* [Required work]:
Wherever the string "cibuľka" shows up in a line, count that line. Give the total alone.

* [Records from a collection]:
§ §

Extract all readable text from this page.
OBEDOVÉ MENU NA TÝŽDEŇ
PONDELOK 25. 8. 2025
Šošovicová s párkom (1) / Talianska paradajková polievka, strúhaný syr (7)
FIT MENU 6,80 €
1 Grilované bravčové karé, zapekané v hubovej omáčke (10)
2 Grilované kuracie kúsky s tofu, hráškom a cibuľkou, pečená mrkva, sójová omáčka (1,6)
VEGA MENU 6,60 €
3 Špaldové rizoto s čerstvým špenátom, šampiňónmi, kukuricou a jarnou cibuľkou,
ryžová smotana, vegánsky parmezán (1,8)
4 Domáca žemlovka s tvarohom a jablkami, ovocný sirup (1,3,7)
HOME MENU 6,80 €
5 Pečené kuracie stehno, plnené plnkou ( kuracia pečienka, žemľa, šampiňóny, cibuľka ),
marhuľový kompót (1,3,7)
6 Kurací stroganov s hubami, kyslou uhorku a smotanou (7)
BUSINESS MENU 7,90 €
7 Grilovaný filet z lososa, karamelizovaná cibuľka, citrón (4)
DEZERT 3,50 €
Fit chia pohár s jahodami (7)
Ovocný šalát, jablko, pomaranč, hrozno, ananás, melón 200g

§ §

* [Solved problem]:
2